Stored dataset items
= = = = = = =

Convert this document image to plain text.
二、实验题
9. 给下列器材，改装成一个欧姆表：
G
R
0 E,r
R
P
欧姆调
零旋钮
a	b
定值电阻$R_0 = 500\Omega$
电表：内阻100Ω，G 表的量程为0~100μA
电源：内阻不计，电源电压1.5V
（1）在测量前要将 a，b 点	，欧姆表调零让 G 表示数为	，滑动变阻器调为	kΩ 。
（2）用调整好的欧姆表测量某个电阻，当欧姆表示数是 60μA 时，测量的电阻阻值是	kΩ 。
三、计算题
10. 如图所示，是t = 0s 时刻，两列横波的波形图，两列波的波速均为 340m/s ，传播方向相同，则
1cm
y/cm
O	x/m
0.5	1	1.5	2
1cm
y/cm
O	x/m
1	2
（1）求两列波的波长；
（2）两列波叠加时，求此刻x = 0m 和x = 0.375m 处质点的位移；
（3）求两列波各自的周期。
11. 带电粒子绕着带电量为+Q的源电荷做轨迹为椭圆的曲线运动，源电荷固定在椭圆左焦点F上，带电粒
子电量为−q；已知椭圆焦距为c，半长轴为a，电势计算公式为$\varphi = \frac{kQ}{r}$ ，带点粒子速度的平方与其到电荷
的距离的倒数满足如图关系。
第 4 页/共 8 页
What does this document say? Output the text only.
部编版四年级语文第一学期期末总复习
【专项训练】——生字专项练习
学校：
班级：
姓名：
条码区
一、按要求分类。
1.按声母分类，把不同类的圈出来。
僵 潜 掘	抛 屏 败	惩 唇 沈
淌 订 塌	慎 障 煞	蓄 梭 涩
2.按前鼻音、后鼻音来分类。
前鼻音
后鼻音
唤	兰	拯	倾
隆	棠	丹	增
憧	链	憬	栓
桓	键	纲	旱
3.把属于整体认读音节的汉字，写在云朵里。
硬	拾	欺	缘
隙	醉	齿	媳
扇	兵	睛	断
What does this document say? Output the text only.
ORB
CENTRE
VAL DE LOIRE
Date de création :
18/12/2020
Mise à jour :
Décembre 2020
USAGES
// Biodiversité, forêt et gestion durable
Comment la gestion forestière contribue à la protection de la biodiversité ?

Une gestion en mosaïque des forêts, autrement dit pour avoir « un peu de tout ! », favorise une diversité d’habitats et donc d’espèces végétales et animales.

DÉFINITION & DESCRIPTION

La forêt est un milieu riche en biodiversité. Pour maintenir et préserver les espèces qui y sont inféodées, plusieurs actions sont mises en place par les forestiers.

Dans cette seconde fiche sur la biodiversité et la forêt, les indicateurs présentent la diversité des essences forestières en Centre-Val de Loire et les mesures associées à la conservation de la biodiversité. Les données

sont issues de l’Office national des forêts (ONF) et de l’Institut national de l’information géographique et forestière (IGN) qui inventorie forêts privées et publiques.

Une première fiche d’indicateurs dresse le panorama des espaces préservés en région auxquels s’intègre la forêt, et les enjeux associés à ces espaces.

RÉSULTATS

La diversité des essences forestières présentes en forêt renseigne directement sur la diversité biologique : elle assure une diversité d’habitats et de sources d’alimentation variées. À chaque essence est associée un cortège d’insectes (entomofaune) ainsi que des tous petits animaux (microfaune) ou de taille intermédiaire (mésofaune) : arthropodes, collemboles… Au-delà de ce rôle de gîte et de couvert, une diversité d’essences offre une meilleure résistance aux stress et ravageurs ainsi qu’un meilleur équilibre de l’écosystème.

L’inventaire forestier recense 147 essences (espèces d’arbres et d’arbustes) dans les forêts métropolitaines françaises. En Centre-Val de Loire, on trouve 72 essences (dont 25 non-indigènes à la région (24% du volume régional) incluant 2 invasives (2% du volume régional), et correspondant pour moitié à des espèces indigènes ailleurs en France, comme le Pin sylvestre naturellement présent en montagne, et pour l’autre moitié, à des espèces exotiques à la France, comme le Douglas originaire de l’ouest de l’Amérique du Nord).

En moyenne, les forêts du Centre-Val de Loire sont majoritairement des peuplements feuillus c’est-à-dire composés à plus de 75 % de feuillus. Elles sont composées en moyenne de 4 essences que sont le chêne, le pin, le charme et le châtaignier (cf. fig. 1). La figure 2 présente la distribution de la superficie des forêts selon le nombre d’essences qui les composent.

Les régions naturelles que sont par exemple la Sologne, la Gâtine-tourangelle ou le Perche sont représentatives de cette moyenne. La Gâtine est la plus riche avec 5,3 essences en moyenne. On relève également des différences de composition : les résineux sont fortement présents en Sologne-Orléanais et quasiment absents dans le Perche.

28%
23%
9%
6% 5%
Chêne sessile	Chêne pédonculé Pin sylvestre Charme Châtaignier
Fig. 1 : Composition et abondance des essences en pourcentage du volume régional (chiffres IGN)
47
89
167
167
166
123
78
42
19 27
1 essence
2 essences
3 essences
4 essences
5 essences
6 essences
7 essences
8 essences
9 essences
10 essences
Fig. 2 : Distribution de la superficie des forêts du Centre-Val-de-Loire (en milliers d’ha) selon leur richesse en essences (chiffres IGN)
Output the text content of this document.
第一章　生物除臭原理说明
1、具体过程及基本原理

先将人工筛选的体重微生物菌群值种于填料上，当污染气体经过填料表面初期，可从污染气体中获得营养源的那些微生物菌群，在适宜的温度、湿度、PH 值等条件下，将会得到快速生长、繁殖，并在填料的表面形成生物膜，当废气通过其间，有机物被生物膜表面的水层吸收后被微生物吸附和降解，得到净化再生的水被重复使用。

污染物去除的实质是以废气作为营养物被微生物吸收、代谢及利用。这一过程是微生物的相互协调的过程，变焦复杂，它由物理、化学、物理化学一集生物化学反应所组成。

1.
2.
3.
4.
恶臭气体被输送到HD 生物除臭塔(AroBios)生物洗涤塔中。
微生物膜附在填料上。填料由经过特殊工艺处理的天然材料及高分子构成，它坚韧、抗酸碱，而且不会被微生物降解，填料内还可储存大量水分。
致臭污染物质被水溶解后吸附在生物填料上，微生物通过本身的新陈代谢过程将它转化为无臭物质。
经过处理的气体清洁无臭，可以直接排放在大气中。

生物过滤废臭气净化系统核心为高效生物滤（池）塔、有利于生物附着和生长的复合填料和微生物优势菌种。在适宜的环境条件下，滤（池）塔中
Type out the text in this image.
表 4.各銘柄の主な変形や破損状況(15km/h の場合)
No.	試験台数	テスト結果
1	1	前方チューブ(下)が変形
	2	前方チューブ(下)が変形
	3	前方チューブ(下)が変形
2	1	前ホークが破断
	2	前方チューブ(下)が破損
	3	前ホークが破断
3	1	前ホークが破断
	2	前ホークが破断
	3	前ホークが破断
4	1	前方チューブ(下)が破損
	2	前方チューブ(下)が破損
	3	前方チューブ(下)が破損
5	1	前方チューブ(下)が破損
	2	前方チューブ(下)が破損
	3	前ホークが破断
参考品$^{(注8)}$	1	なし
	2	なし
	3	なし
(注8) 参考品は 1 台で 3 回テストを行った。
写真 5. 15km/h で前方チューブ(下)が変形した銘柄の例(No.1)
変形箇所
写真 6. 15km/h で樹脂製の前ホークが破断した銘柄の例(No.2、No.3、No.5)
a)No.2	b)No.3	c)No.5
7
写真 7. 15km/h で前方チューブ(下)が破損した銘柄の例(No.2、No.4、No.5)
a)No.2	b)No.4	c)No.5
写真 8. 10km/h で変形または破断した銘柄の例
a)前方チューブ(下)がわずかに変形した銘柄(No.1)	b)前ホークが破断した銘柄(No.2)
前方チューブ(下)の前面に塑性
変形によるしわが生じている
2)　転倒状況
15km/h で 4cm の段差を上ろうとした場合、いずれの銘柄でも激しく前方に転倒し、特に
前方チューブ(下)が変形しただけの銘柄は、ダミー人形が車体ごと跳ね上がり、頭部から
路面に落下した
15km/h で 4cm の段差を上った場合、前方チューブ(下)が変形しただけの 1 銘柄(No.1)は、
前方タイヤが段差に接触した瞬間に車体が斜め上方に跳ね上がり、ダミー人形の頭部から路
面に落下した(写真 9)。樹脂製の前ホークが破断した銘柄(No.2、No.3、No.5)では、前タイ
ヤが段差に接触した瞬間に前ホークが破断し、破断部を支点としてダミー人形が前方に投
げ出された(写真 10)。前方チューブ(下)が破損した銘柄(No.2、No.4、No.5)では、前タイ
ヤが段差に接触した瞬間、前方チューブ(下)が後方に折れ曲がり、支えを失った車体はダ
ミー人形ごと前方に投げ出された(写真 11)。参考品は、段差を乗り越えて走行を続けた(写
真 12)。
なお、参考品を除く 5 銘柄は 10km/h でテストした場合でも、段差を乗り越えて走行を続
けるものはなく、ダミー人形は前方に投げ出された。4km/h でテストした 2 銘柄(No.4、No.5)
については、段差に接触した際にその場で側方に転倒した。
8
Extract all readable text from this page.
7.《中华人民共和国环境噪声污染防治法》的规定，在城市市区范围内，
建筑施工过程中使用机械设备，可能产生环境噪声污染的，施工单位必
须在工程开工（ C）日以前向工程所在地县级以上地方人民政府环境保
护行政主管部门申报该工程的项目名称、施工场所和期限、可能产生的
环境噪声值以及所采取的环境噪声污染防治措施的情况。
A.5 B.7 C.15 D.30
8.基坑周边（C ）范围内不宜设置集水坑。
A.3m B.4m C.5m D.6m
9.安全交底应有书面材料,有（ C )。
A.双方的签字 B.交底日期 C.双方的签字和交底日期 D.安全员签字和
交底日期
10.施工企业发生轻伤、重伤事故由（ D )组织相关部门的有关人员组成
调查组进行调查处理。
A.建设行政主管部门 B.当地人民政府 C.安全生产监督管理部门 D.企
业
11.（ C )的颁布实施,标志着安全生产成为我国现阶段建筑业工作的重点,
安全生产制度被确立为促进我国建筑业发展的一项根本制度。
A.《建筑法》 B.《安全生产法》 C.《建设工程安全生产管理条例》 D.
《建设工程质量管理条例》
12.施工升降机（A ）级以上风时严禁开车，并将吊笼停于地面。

= = = = = = =

WRITTEN EXERCISE.
Every line that holds the word "image" counts once; state the total number of such lines and nothing else.

ANSWER TO THE EXERCISE.
2